__Set problem__: Of the lines listed below, how many contain the string "different"? Answer with the number alone.

(Dataset items)
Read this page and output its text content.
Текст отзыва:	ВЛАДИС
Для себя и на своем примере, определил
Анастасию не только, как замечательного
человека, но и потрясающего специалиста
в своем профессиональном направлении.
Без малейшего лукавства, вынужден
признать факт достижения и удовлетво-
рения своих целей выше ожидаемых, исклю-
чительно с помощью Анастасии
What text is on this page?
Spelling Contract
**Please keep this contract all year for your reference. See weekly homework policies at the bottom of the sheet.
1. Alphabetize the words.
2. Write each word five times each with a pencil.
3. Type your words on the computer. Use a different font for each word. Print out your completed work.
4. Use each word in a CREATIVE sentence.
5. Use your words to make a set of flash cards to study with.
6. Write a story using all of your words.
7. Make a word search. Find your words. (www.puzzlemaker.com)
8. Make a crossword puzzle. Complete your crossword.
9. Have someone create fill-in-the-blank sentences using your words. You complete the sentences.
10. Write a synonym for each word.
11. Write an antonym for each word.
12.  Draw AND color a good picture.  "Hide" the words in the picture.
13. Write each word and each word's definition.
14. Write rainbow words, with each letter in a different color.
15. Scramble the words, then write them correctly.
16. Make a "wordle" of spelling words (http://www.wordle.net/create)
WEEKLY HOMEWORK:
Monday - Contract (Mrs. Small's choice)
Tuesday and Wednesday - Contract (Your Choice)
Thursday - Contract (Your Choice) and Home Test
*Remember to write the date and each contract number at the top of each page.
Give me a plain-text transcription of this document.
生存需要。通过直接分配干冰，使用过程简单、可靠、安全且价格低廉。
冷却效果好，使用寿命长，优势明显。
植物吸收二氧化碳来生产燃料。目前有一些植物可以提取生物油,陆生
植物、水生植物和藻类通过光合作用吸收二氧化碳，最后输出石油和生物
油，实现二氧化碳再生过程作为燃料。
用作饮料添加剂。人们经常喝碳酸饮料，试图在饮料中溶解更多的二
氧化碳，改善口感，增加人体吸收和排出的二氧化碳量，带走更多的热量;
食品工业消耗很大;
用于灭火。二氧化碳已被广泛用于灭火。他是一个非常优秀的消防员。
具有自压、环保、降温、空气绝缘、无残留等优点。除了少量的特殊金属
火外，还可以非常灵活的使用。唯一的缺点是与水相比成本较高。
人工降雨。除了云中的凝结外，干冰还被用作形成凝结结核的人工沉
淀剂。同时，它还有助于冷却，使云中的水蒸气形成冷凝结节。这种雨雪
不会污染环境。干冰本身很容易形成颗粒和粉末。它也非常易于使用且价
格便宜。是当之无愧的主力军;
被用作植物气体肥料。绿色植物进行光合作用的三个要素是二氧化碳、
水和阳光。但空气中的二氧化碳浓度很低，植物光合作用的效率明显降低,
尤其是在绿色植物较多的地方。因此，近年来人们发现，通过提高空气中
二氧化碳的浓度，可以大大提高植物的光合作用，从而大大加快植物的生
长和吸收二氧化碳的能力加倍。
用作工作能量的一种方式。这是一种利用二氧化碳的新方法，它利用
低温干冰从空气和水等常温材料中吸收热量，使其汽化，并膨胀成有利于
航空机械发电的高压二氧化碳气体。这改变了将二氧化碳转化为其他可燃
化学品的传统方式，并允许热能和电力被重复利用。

__Answer to this exercise__: 2